(Entries provided begins)

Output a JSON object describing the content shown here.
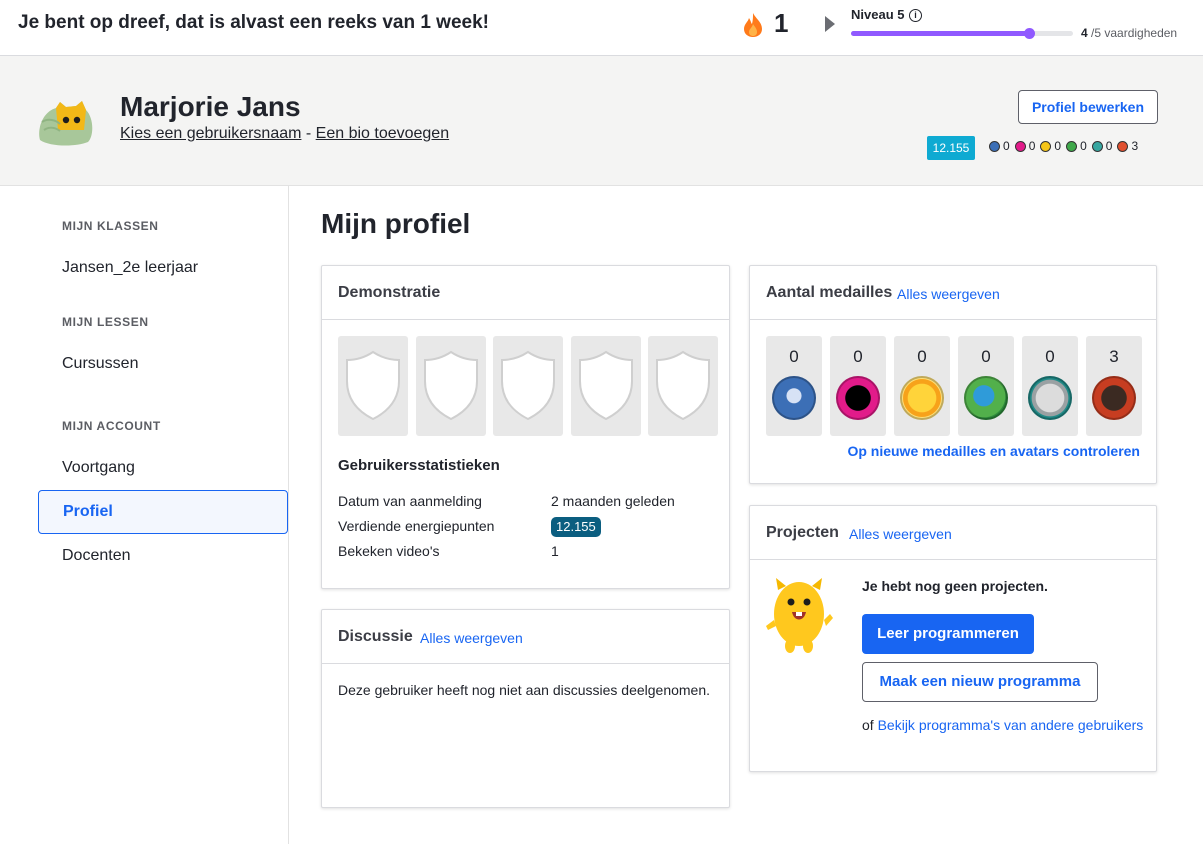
{
  "topbar": {
    "streak_message": "Je bent op dreef, dat is alvast een reeks van 1 week!",
    "streak_count": "1",
    "level_label": "Niveau 5",
    "level_progress": 0.8,
    "skills_done": "4",
    "skills_total": " /5 vaardigheden"
  },
  "header": {
    "name": "Marjorie Jans",
    "username_link": "Kies een gebruikersnaam",
    "separator": " - ",
    "bio_link": "Een bio toevoegen",
    "edit_button": "Profiel bewerken",
    "points": "12.155",
    "badges": [
      {
        "name": "meteorite-badge",
        "count": "0",
        "color": "#3c6fb6"
      },
      {
        "name": "moon-badge",
        "count": "0",
        "color": "#e21b8a"
      },
      {
        "name": "earth-badge",
        "count": "0",
        "color": "#f5c518"
      },
      {
        "name": "sun-badge",
        "count": "0",
        "color": "#3fa84a"
      },
      {
        "name": "black-hole-badge",
        "count": "0",
        "color": "#37a6a0"
      },
      {
        "name": "challenge-patch",
        "count": "3",
        "color": "#e0502f"
      }
    ]
  },
  "sidebar": {
    "section_classes": "MIJN KLASSEN",
    "class_item": "Jansen_2e leerjaar",
    "section_lessons": "MIJN LESSEN",
    "lessons_item": "Cursussen",
    "section_account": "MIJN ACCOUNT",
    "progress_item": "Voortgang",
    "profile_item": "Profiel",
    "teachers_item": "Docenten"
  },
  "main": {
    "title": "Mijn profiel",
    "demo": {
      "title": "Demonstratie",
      "stats_title": "Gebruikersstatistieken",
      "signup_label": "Datum van aanmelding",
      "signup_value": "2 maanden geleden",
      "energy_label": "Verdiende energiepunten",
      "energy_value": "12.155",
      "videos_label": "Bekeken video's",
      "videos_value": "1"
    },
    "discussion": {
      "title": "Discussie",
      "link": "Alles weergeven",
      "text": "Deze gebruiker heeft nog niet aan discussies deelgenomen."
    },
    "medals": {
      "title": "Aantal medailles",
      "link": "Alles weergeven",
      "counts": [
        "0",
        "0",
        "0",
        "0",
        "0",
        "3"
      ],
      "check_link": "Op nieuwe medailles en avatars controleren"
    },
    "projects": {
      "title": "Projecten",
      "link": "Alles weergeven",
      "empty_text": "Je hebt nog geen projecten.",
      "learn_button": "Leer programmeren",
      "new_button": "Maak een nieuw programma",
      "or_text": "of ",
      "others_link": "Bekijk programma's van andere gebruikers"
    }
  }
}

(Entries provided ends)

→ Problem
Word for word, write out the full listing, leaving the pictures aside.

→ Task solution
Output a JSON object describing the content shown here.
{
  "topbar": {
    "streak_message": "Je bent op dreef, dat is alvast een reeks van 1 week!",
    "streak_count": "1",
    "level_label": "Niveau 5",
    "level_progress": 0.8,
    "skills_done": "4",
    "skills_total": " /5 vaardigheden"
  },
  "header": {
    "name": "Marjorie Jans",
    "username_link": "Kies een gebruikersnaam",
    "separator": " - ",
    "bio_link": "Een bio toevoegen",
    "edit_button": "Profiel bewerken",
    "points": "12.155",
    "badges": [
      {
        "name": "meteorite-badge",
        "count": "0",
        "color": "#3c6fb6"
      },
      {
        "name": "moon-badge",
        "count": "0",
        "color": "#e21b8a"
      },
      {
        "name": "earth-badge",
        "count": "0",
        "color": "#f5c518"
      },
      {
        "name": "sun-badge",
        "count": "0",
        "color": "#3fa84a"
      },
      {
        "name": "black-hole-badge",
        "count": "0",
        "color": "#37a6a0"
      },
      {
        "name": "challenge-patch",
        "count": "3",
        "color": "#e0502f"
      }
    ]
  },
  "sidebar": {
    "section_classes": "MIJN KLASSEN",
    "class_item": "Jansen_2e leerjaar",
    "section_lessons": "MIJN LESSEN",
    "lessons_item": "Cursussen",
    "section_account": "MIJN ACCOUNT",
    "progress_item": "Voortgang",
    "profile_item": "Profiel",
    "teachers_item": "Docenten"
  },
  "main": {
    "title": "Mijn profiel",
    "demo": {
      "title": "Demonstratie",
      "stats_title": "Gebruikersstatistieken",
      "signup_label": "Datum van aanmelding",
      "signup_value": "2 maanden geleden",
      "energy_label": "Verdiende energiepunten",
      "energy_value": "12.155",
      "videos_label": "Bekeken video's",
      "videos_value": "1"
    },
    "discussion": {
      "title": "Discussie",
      "link": "Alles weergeven",
      "text": "Deze gebruiker heeft nog niet aan discussies deelgenomen."
    },
    "medals": {
      "title": "Aantal medailles",
      "link": "Alles weergeven",
      "counts": [
        "0",
        "0",
        "0",
        "0",
        "0",
        "3"
      ],
      "check_link": "Op nieuwe medailles en avatars controleren"
    },
    "projects": {
      "title": "Projecten",
      "link": "Alles weergeven",
      "empty_text": "Je hebt nog geen projecten.",
      "learn_button": "Leer programmeren",
      "new_button": "Maak een nieuw programma",
      "or_text": "of ",
      "others_link": "Bekijk programma's van andere gebruikers"
    }
  }
}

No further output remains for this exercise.